[Task directions]
Set each record down exactly, excluding all images.

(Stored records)

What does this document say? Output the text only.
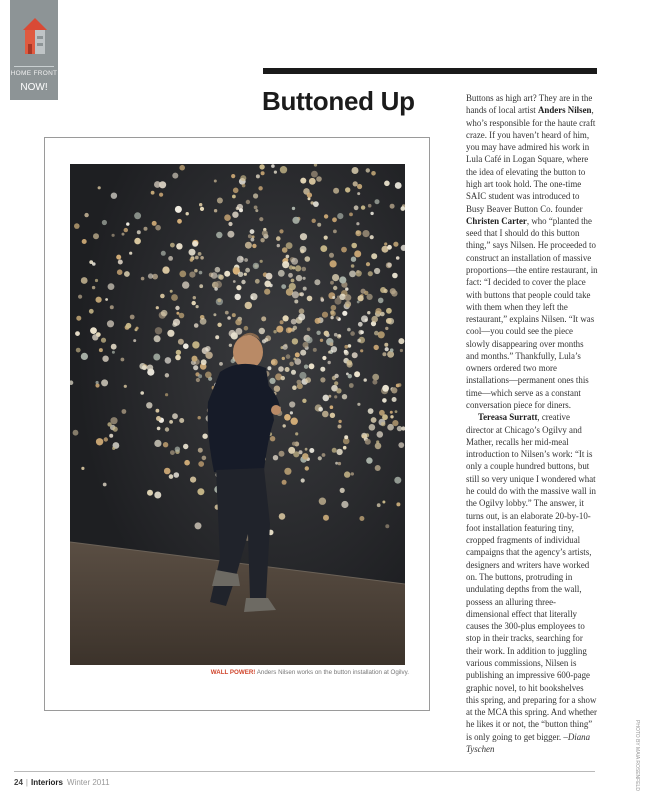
HOME FRONT
NOW!	Buttoned Up
WALL POWER! Anders Nilsen works on the button installation at Ogilvy.

Buttons as high art? They are in the hands of local artist Anders Nilsen, who’s responsible for the haute craft craze. If you haven’t heard of him, you may have admired his work in Lula Café in Logan Square, where the idea of elevating the button to high art took hold. The one-time SAIC student was introduced to Busy Beaver Button Co. founder Christen Carter, who “planted the seed that I should do this button thing,” says Nilsen. He proceeded to construct an installation of massive proportions—the entire restaurant, in fact: “I decided to cover the place with buttons that people could take with them when they left the restaurant,” explains Nilsen. “It was cool—you could see the piece slowly disappearing over months and months.” Thankfully, Lula’s owners ordered two more installations—permanent ones this time—which serve as a constant conversation piece for diners.

Tereasa Surratt, creative director at Chicago’s Ogilvy and Mather, recalls her mid-meal introduction to Nilsen’s work: “It is only a couple hundred buttons, but still so very unique I wondered what he could do with the massive wall in the Ogilvy lobby.” The answer, it turns out, is an elaborate 20-by-10-foot installation featuring tiny, cropped fragments of individual campaigns that the agency’s artists, designers and writers have worked on. The buttons, protruding in undulating depths from the wall, possess an alluring three-dimensional effect that literally causes the 300-plus employees to stop in their tracks, searching for their work. In addition to juggling various commissions, Nilsen is publishing an impressive 600-page graphic novel, to hit bookshelves this spring, and preparing for a show at the MCA this spring. And whether he likes it or not, the “button thing” is only going to get bigger. –Diana Tyschen	PHOTO BY MAIA ROSENFELD
24 | Interiors Winter 2011
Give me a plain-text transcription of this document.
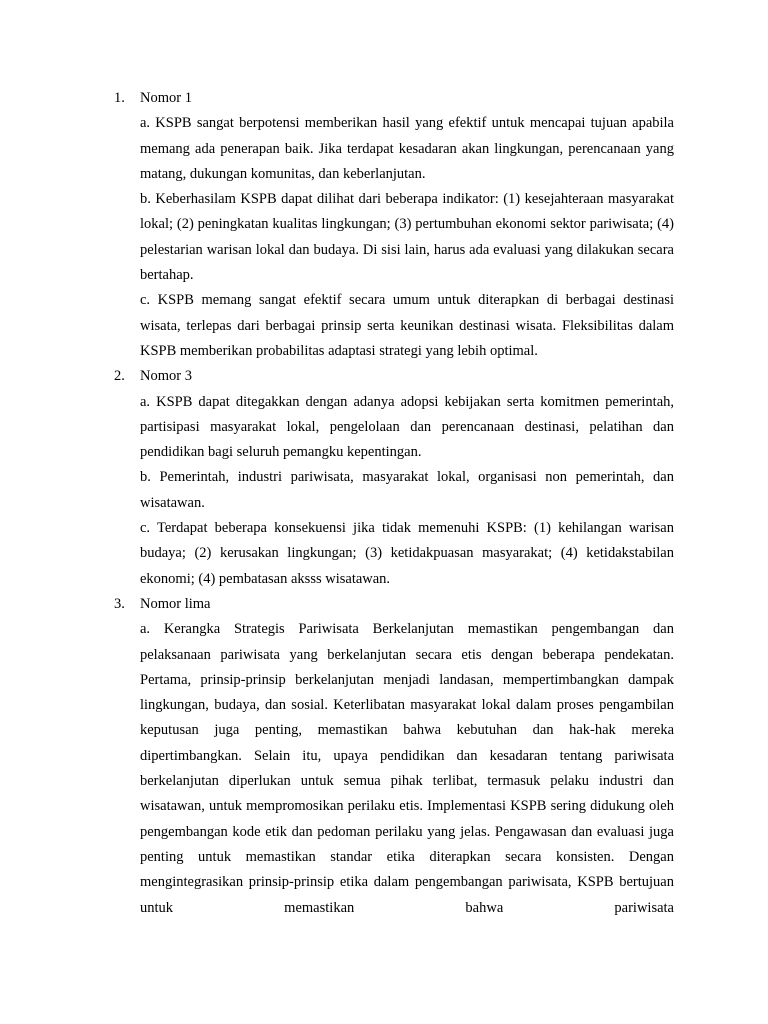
1.	Nomor 1

a. KSPB sangat berpotensi memberikan hasil yang efektif untuk mencapai tujuan apabila memang ada penerapan baik. Jika terdapat kesadaran akan lingkungan, perencanaan yang matang, dukungan komunitas, dan keberlanjutan.

b. Keberhasilam KSPB dapat dilihat dari beberapa indikator: (1) kesejahteraan masyarakat lokal; (2) peningkatan kualitas lingkungan; (3) pertumbuhan ekonomi sektor pariwisata; (4) pelestarian warisan lokal dan budaya. Di sisi lain, harus ada evaluasi yang dilakukan secara bertahap.

c. KSPB memang sangat efektif secara umum untuk diterapkan di berbagai destinasi wisata, terlepas dari berbagai prinsip serta keunikan destinasi wisata. Fleksibilitas dalam KSPB memberikan probabilitas adaptasi strategi yang lebih optimal.

2.	Nomor 3

a. KSPB dapat ditegakkan dengan adanya adopsi kebijakan serta komitmen pemerintah, partisipasi masyarakat lokal, pengelolaan dan perencanaan destinasi, pelatihan dan pendidikan bagi seluruh pemangku kepentingan.

b. Pemerintah, industri pariwisata, masyarakat lokal, organisasi non pemerintah, dan wisatawan.

c. Terdapat beberapa konsekuensi jika tidak memenuhi KSPB: (1) kehilangan warisan budaya; (2) kerusakan lingkungan; (3) ketidakpuasan masyarakat; (4) ketidakstabilan ekonomi; (4) pembatasan aksss wisatawan.

3.	Nomor lima

a. Kerangka Strategis Pariwisata Berkelanjutan memastikan pengembangan dan pelaksanaan pariwisata yang berkelanjutan secara etis dengan beberapa pendekatan. Pertama, prinsip-prinsip berkelanjutan menjadi landasan, mempertimbangkan dampak lingkungan, budaya, dan sosial. Keterlibatan masyarakat lokal dalam proses pengambilan keputusan juga penting, memastikan bahwa kebutuhan dan hak-hak mereka dipertimbangkan. Selain itu, upaya pendidikan dan kesadaran tentang pariwisata berkelanjutan diperlukan untuk semua pihak terlibat, termasuk pelaku industri dan wisatawan, untuk mempromosikan perilaku etis. Implementasi KSPB sering didukung oleh pengembangan kode etik dan pedoman perilaku yang jelas. Pengawasan dan evaluasi juga penting untuk memastikan standar etika diterapkan secara konsisten. Dengan mengintegrasikan prinsip-prinsip etika dalam pengembangan pariwisata, KSPB bertujuan untuk memastikan bahwa pariwisata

[Answer to the exercise]
What does this document say? Output the text only.
HOME FRONT
NOW!	Buttoned Up
WALL POWER! Anders Nilsen works on the button installation at Ogilvy.

Buttons as high art? They are in the hands of local artist Anders Nilsen, who’s responsible for the haute craft craze. If you haven’t heard of him, you may have admired his work in Lula Café in Logan Square, where the idea of elevating the button to high art took hold. The one-time SAIC student was introduced to Busy Beaver Button Co. founder Christen Carter, who “planted the seed that I should do this button thing,” says Nilsen. He proceeded to construct an installation of massive proportions—the entire restaurant, in fact: “I decided to cover the place with buttons that people could take with them when they left the restaurant,” explains Nilsen. “It was cool—you could see the piece slowly disappearing over months and months.” Thankfully, Lula’s owners ordered two more installations—permanent ones this time—which serve as a constant conversation piece for diners.

Tereasa Surratt, creative director at Chicago’s Ogilvy and Mather, recalls her mid-meal introduction to Nilsen’s work: “It is only a couple hundred buttons, but still so very unique I wondered what he could do with the massive wall in the Ogilvy lobby.” The answer, it turns out, is an elaborate 20-by-10-foot installation featuring tiny, cropped fragments of individual campaigns that the agency’s artists, designers and writers have worked on. The buttons, protruding in undulating depths from the wall, possess an alluring three-dimensional effect that literally causes the 300-plus employees to stop in their tracks, searching for their work. In addition to juggling various commissions, Nilsen is publishing an impressive 600-page graphic novel, to hit bookshelves this spring, and preparing for a show at the MCA this spring. And whether he likes it or not, the “button thing” is only going to get bigger. –Diana Tyschen	PHOTO BY MAIA ROSENFELD
24 | Interiors Winter 2011
Give me a plain-text transcription of this document.
1.	Nomor 1

a. KSPB sangat berpotensi memberikan hasil yang efektif untuk mencapai tujuan apabila memang ada penerapan baik. Jika terdapat kesadaran akan lingkungan, perencanaan yang matang, dukungan komunitas, dan keberlanjutan.

b. Keberhasilam KSPB dapat dilihat dari beberapa indikator: (1) kesejahteraan masyarakat lokal; (2) peningkatan kualitas lingkungan; (3) pertumbuhan ekonomi sektor pariwisata; (4) pelestarian warisan lokal dan budaya. Di sisi lain, harus ada evaluasi yang dilakukan secara bertahap.

c. KSPB memang sangat efektif secara umum untuk diterapkan di berbagai destinasi wisata, terlepas dari berbagai prinsip serta keunikan destinasi wisata. Fleksibilitas dalam KSPB memberikan probabilitas adaptasi strategi yang lebih optimal.

2.	Nomor 3

a. KSPB dapat ditegakkan dengan adanya adopsi kebijakan serta komitmen pemerintah, partisipasi masyarakat lokal, pengelolaan dan perencanaan destinasi, pelatihan dan pendidikan bagi seluruh pemangku kepentingan.

b. Pemerintah, industri pariwisata, masyarakat lokal, organisasi non pemerintah, dan wisatawan.

c. Terdapat beberapa konsekuensi jika tidak memenuhi KSPB: (1) kehilangan warisan budaya; (2) kerusakan lingkungan; (3) ketidakpuasan masyarakat; (4) ketidakstabilan ekonomi; (4) pembatasan aksss wisatawan.

3.	Nomor lima

a. Kerangka Strategis Pariwisata Berkelanjutan memastikan pengembangan dan pelaksanaan pariwisata yang berkelanjutan secara etis dengan beberapa pendekatan. Pertama, prinsip-prinsip berkelanjutan menjadi landasan, mempertimbangkan dampak lingkungan, budaya, dan sosial. Keterlibatan masyarakat lokal dalam proses pengambilan keputusan juga penting, memastikan bahwa kebutuhan dan hak-hak mereka dipertimbangkan. Selain itu, upaya pendidikan dan kesadaran tentang pariwisata berkelanjutan diperlukan untuk semua pihak terlibat, termasuk pelaku industri dan wisatawan, untuk mempromosikan perilaku etis. Implementasi KSPB sering didukung oleh pengembangan kode etik dan pedoman perilaku yang jelas. Pengawasan dan evaluasi juga penting untuk memastikan standar etika diterapkan secara konsisten. Dengan mengintegrasikan prinsip-prinsip etika dalam pengembangan pariwisata, KSPB bertujuan untuk memastikan bahwa pariwisata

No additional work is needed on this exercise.